The records below must be written out exactly, with every picture left behind.
========================================
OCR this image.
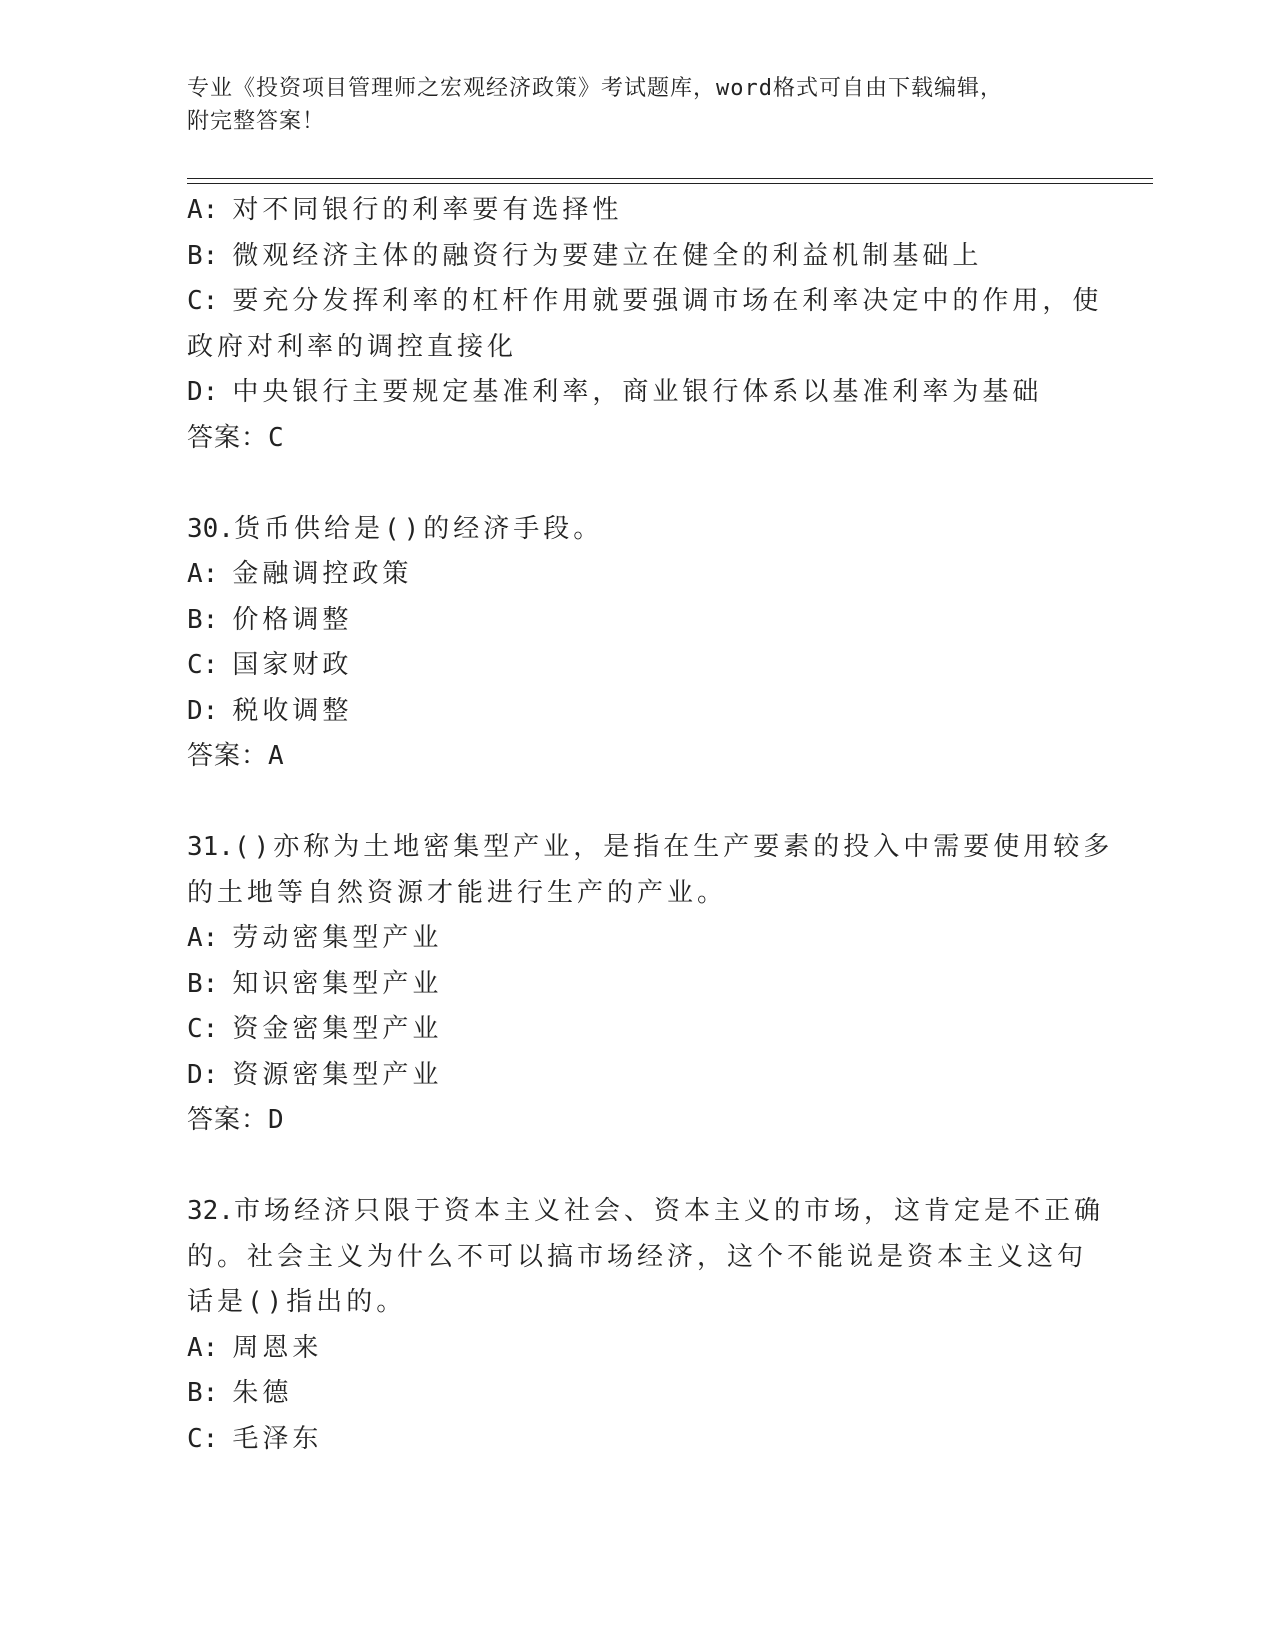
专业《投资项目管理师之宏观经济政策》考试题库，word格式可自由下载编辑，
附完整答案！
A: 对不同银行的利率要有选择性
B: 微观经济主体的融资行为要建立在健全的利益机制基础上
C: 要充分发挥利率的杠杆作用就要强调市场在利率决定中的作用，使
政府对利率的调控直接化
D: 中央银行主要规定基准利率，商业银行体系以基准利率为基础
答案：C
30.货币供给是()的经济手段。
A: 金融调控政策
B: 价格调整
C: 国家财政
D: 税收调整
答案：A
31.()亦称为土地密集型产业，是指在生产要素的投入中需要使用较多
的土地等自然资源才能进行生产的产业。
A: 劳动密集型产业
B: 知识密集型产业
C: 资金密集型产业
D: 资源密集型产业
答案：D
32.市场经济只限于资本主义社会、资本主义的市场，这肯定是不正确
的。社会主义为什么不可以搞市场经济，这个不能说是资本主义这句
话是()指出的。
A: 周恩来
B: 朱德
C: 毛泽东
========================================
FULL OUTPUT:
OCR this image.
专业《投资项目管理师之宏观经济政策》考试题库，word格式可自由下载编辑，
附完整答案！
A: 对不同银行的利率要有选择性
B: 微观经济主体的融资行为要建立在健全的利益机制基础上
C: 要充分发挥利率的杠杆作用就要强调市场在利率决定中的作用，使
政府对利率的调控直接化
D: 中央银行主要规定基准利率，商业银行体系以基准利率为基础
答案：C
30.货币供给是()的经济手段。
A: 金融调控政策
B: 价格调整
C: 国家财政
D: 税收调整
答案：A
31.()亦称为土地密集型产业，是指在生产要素的投入中需要使用较多
的土地等自然资源才能进行生产的产业。
A: 劳动密集型产业
B: 知识密集型产业
C: 资金密集型产业
D: 资源密集型产业
答案：D
32.市场经济只限于资本主义社会、资本主义的市场，这肯定是不正确
的。社会主义为什么不可以搞市场经济，这个不能说是资本主义这句
话是()指出的。
A: 周恩来
B: 朱德
C: 毛泽东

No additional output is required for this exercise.